* WRITTEN TASK *
The data below should be restated word for word, with every picture omitted.
>> BEGIN EXTRACTED ENTRIES
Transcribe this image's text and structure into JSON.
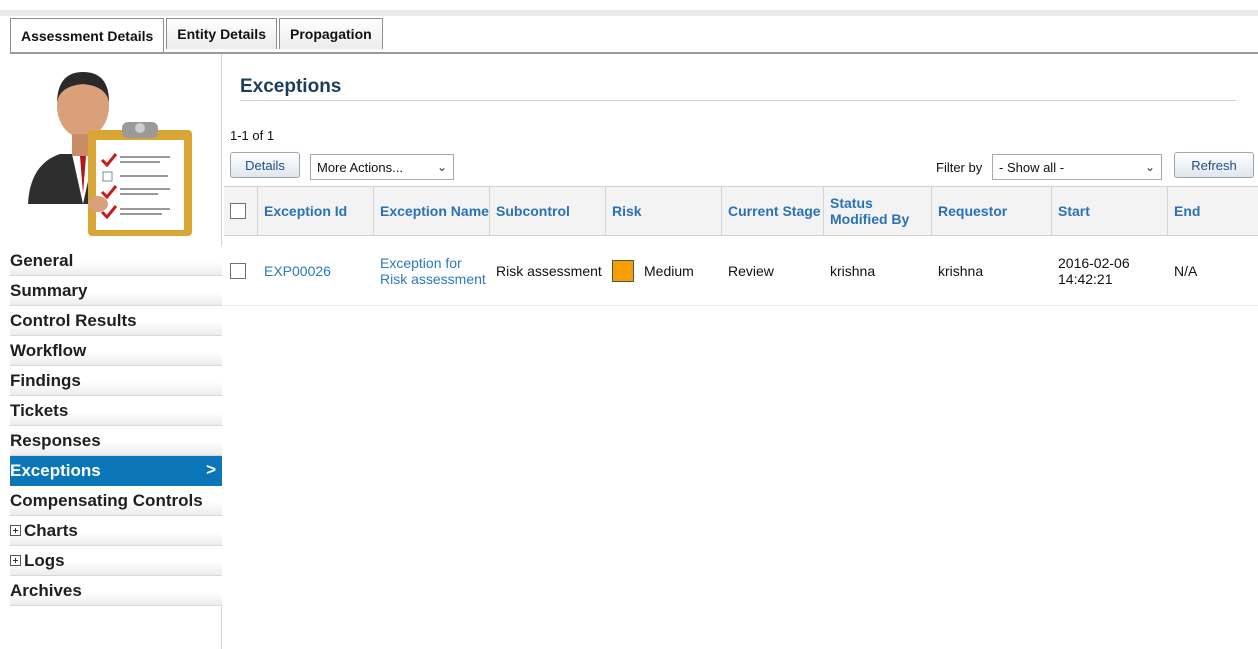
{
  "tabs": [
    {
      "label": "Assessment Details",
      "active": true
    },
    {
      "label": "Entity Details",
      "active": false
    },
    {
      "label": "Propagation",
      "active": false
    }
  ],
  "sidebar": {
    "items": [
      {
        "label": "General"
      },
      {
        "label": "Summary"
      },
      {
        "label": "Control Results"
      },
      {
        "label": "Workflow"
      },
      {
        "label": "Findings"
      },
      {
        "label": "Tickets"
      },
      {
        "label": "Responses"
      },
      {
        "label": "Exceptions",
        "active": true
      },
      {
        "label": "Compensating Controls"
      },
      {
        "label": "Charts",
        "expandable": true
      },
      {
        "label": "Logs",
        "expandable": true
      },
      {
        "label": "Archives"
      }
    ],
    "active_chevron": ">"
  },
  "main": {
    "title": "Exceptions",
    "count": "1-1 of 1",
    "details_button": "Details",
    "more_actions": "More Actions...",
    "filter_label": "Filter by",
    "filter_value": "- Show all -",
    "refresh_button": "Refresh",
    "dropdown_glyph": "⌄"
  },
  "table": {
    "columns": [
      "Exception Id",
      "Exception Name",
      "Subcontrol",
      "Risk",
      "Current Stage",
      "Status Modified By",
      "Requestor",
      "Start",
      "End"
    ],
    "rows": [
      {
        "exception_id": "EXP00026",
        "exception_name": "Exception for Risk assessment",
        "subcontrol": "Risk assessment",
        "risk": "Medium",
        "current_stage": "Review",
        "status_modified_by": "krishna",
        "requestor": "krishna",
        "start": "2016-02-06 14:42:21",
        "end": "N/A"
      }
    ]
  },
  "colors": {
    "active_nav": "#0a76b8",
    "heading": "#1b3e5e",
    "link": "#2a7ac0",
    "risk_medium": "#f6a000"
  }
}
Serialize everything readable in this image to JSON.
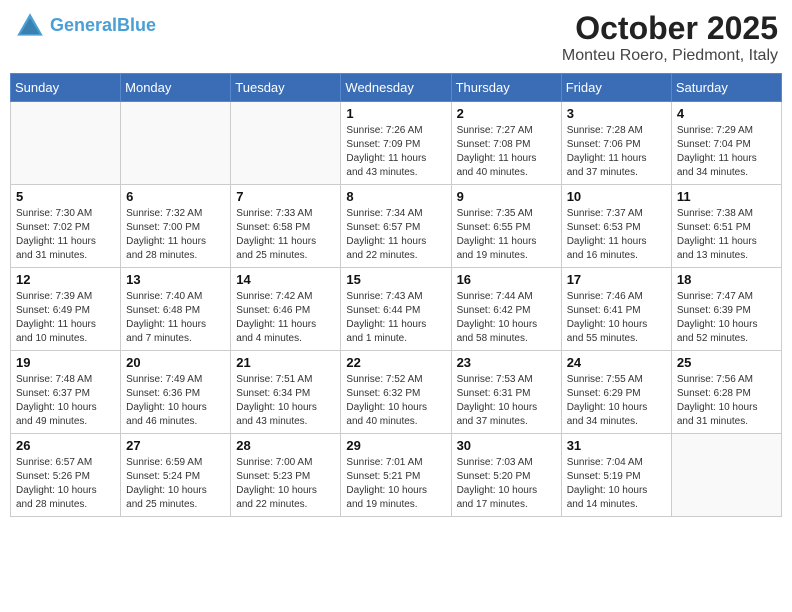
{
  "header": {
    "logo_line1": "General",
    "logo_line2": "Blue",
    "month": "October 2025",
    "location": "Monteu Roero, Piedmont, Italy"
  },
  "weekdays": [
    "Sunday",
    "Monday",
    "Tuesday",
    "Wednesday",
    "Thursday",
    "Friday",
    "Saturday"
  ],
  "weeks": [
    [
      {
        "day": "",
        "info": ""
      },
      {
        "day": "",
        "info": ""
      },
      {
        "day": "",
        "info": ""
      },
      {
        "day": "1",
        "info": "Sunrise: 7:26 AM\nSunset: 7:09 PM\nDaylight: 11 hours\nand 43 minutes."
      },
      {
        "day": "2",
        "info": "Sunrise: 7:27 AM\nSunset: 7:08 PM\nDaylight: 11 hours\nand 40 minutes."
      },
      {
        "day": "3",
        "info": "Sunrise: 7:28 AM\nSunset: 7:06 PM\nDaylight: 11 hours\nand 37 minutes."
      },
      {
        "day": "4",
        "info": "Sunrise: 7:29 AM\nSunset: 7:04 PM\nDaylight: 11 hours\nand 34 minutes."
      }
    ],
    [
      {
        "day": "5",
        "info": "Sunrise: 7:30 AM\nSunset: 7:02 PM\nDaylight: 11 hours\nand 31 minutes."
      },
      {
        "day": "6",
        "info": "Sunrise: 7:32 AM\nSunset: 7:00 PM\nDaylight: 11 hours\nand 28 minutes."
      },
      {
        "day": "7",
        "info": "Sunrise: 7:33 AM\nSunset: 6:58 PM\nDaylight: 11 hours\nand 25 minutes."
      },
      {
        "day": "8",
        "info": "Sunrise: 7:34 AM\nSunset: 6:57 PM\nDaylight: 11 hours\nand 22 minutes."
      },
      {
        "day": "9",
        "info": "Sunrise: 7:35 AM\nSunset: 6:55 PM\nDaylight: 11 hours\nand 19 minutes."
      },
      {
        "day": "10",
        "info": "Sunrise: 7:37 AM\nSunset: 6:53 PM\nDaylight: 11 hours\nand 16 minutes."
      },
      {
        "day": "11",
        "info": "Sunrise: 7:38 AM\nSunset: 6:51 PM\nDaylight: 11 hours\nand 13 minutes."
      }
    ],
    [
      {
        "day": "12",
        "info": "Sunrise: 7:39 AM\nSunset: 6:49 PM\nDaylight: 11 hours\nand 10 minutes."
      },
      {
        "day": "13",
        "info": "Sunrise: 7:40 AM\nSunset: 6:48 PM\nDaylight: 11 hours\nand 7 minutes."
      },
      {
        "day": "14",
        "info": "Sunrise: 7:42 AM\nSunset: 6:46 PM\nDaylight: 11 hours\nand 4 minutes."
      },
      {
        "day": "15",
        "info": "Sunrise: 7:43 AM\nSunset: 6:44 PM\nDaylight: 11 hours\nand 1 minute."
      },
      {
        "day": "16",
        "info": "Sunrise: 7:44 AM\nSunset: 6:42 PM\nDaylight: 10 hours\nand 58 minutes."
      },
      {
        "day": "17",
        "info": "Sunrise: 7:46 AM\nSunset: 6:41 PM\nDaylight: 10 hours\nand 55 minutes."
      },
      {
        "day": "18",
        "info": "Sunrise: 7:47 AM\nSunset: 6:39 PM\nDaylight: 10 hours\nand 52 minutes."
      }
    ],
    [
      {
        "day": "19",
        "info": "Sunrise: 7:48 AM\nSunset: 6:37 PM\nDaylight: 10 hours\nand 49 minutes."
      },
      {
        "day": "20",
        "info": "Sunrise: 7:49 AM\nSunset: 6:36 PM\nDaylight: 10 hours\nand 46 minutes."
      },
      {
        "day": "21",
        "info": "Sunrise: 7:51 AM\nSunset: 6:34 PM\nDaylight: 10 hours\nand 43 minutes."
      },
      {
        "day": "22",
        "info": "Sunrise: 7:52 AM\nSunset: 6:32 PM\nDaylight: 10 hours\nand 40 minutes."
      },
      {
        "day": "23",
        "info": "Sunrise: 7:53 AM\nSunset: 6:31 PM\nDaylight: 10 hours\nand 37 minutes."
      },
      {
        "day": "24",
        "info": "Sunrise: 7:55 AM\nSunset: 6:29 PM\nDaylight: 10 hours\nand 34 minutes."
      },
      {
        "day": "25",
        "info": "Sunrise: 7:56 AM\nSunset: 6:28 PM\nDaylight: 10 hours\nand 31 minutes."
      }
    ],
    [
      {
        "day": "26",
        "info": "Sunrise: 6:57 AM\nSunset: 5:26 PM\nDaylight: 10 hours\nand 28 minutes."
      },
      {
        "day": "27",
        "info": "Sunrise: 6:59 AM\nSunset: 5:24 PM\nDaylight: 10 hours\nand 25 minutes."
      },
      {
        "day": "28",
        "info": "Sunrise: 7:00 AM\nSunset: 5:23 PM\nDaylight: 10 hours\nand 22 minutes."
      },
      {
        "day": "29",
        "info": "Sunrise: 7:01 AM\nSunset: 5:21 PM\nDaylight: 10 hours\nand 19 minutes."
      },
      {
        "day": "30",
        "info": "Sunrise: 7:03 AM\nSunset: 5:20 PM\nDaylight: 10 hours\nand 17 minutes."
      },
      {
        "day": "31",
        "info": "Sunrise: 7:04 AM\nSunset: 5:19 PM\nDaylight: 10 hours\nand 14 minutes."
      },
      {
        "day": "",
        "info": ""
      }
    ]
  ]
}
>> END EXTRACTED ENTRIES
* FULL RESPONSE *
Transcribe this image's text and structure into JSON.
{
  "tabs": [
    {
      "label": "Assessment Details",
      "active": true
    },
    {
      "label": "Entity Details",
      "active": false
    },
    {
      "label": "Propagation",
      "active": false
    }
  ],
  "sidebar": {
    "items": [
      {
        "label": "General"
      },
      {
        "label": "Summary"
      },
      {
        "label": "Control Results"
      },
      {
        "label": "Workflow"
      },
      {
        "label": "Findings"
      },
      {
        "label": "Tickets"
      },
      {
        "label": "Responses"
      },
      {
        "label": "Exceptions",
        "active": true
      },
      {
        "label": "Compensating Controls"
      },
      {
        "label": "Charts",
        "expandable": true
      },
      {
        "label": "Logs",
        "expandable": true
      },
      {
        "label": "Archives"
      }
    ],
    "active_chevron": ">"
  },
  "main": {
    "title": "Exceptions",
    "count": "1-1 of 1",
    "details_button": "Details",
    "more_actions": "More Actions...",
    "filter_label": "Filter by",
    "filter_value": "- Show all -",
    "refresh_button": "Refresh",
    "dropdown_glyph": "⌄"
  },
  "table": {
    "columns": [
      "Exception Id",
      "Exception Name",
      "Subcontrol",
      "Risk",
      "Current Stage",
      "Status Modified By",
      "Requestor",
      "Start",
      "End"
    ],
    "rows": [
      {
        "exception_id": "EXP00026",
        "exception_name": "Exception for Risk assessment",
        "subcontrol": "Risk assessment",
        "risk": "Medium",
        "current_stage": "Review",
        "status_modified_by": "krishna",
        "requestor": "krishna",
        "start": "2016-02-06 14:42:21",
        "end": "N/A"
      }
    ]
  },
  "colors": {
    "active_nav": "#0a76b8",
    "heading": "#1b3e5e",
    "link": "#2a7ac0",
    "risk_medium": "#f6a000"
  }
}
Serialize everything readable in this image to JSON.
{
  "header": {
    "logo_line1": "General",
    "logo_line2": "Blue",
    "month": "October 2025",
    "location": "Monteu Roero, Piedmont, Italy"
  },
  "weekdays": [
    "Sunday",
    "Monday",
    "Tuesday",
    "Wednesday",
    "Thursday",
    "Friday",
    "Saturday"
  ],
  "weeks": [
    [
      {
        "day": "",
        "info": ""
      },
      {
        "day": "",
        "info": ""
      },
      {
        "day": "",
        "info": ""
      },
      {
        "day": "1",
        "info": "Sunrise: 7:26 AM\nSunset: 7:09 PM\nDaylight: 11 hours\nand 43 minutes."
      },
      {
        "day": "2",
        "info": "Sunrise: 7:27 AM\nSunset: 7:08 PM\nDaylight: 11 hours\nand 40 minutes."
      },
      {
        "day": "3",
        "info": "Sunrise: 7:28 AM\nSunset: 7:06 PM\nDaylight: 11 hours\nand 37 minutes."
      },
      {
        "day": "4",
        "info": "Sunrise: 7:29 AM\nSunset: 7:04 PM\nDaylight: 11 hours\nand 34 minutes."
      }
    ],
    [
      {
        "day": "5",
        "info": "Sunrise: 7:30 AM\nSunset: 7:02 PM\nDaylight: 11 hours\nand 31 minutes."
      },
      {
        "day": "6",
        "info": "Sunrise: 7:32 AM\nSunset: 7:00 PM\nDaylight: 11 hours\nand 28 minutes."
      },
      {
        "day": "7",
        "info": "Sunrise: 7:33 AM\nSunset: 6:58 PM\nDaylight: 11 hours\nand 25 minutes."
      },
      {
        "day": "8",
        "info": "Sunrise: 7:34 AM\nSunset: 6:57 PM\nDaylight: 11 hours\nand 22 minutes."
      },
      {
        "day": "9",
        "info": "Sunrise: 7:35 AM\nSunset: 6:55 PM\nDaylight: 11 hours\nand 19 minutes."
      },
      {
        "day": "10",
        "info": "Sunrise: 7:37 AM\nSunset: 6:53 PM\nDaylight: 11 hours\nand 16 minutes."
      },
      {
        "day": "11",
        "info": "Sunrise: 7:38 AM\nSunset: 6:51 PM\nDaylight: 11 hours\nand 13 minutes."
      }
    ],
    [
      {
        "day": "12",
        "info": "Sunrise: 7:39 AM\nSunset: 6:49 PM\nDaylight: 11 hours\nand 10 minutes."
      },
      {
        "day": "13",
        "info": "Sunrise: 7:40 AM\nSunset: 6:48 PM\nDaylight: 11 hours\nand 7 minutes."
      },
      {
        "day": "14",
        "info": "Sunrise: 7:42 AM\nSunset: 6:46 PM\nDaylight: 11 hours\nand 4 minutes."
      },
      {
        "day": "15",
        "info": "Sunrise: 7:43 AM\nSunset: 6:44 PM\nDaylight: 11 hours\nand 1 minute."
      },
      {
        "day": "16",
        "info": "Sunrise: 7:44 AM\nSunset: 6:42 PM\nDaylight: 10 hours\nand 58 minutes."
      },
      {
        "day": "17",
        "info": "Sunrise: 7:46 AM\nSunset: 6:41 PM\nDaylight: 10 hours\nand 55 minutes."
      },
      {
        "day": "18",
        "info": "Sunrise: 7:47 AM\nSunset: 6:39 PM\nDaylight: 10 hours\nand 52 minutes."
      }
    ],
    [
      {
        "day": "19",
        "info": "Sunrise: 7:48 AM\nSunset: 6:37 PM\nDaylight: 10 hours\nand 49 minutes."
      },
      {
        "day": "20",
        "info": "Sunrise: 7:49 AM\nSunset: 6:36 PM\nDaylight: 10 hours\nand 46 minutes."
      },
      {
        "day": "21",
        "info": "Sunrise: 7:51 AM\nSunset: 6:34 PM\nDaylight: 10 hours\nand 43 minutes."
      },
      {
        "day": "22",
        "info": "Sunrise: 7:52 AM\nSunset: 6:32 PM\nDaylight: 10 hours\nand 40 minutes."
      },
      {
        "day": "23",
        "info": "Sunrise: 7:53 AM\nSunset: 6:31 PM\nDaylight: 10 hours\nand 37 minutes."
      },
      {
        "day": "24",
        "info": "Sunrise: 7:55 AM\nSunset: 6:29 PM\nDaylight: 10 hours\nand 34 minutes."
      },
      {
        "day": "25",
        "info": "Sunrise: 7:56 AM\nSunset: 6:28 PM\nDaylight: 10 hours\nand 31 minutes."
      }
    ],
    [
      {
        "day": "26",
        "info": "Sunrise: 6:57 AM\nSunset: 5:26 PM\nDaylight: 10 hours\nand 28 minutes."
      },
      {
        "day": "27",
        "info": "Sunrise: 6:59 AM\nSunset: 5:24 PM\nDaylight: 10 hours\nand 25 minutes."
      },
      {
        "day": "28",
        "info": "Sunrise: 7:00 AM\nSunset: 5:23 PM\nDaylight: 10 hours\nand 22 minutes."
      },
      {
        "day": "29",
        "info": "Sunrise: 7:01 AM\nSunset: 5:21 PM\nDaylight: 10 hours\nand 19 minutes."
      },
      {
        "day": "30",
        "info": "Sunrise: 7:03 AM\nSunset: 5:20 PM\nDaylight: 10 hours\nand 17 minutes."
      },
      {
        "day": "31",
        "info": "Sunrise: 7:04 AM\nSunset: 5:19 PM\nDaylight: 10 hours\nand 14 minutes."
      },
      {
        "day": "",
        "info": ""
      }
    ]
  ]
}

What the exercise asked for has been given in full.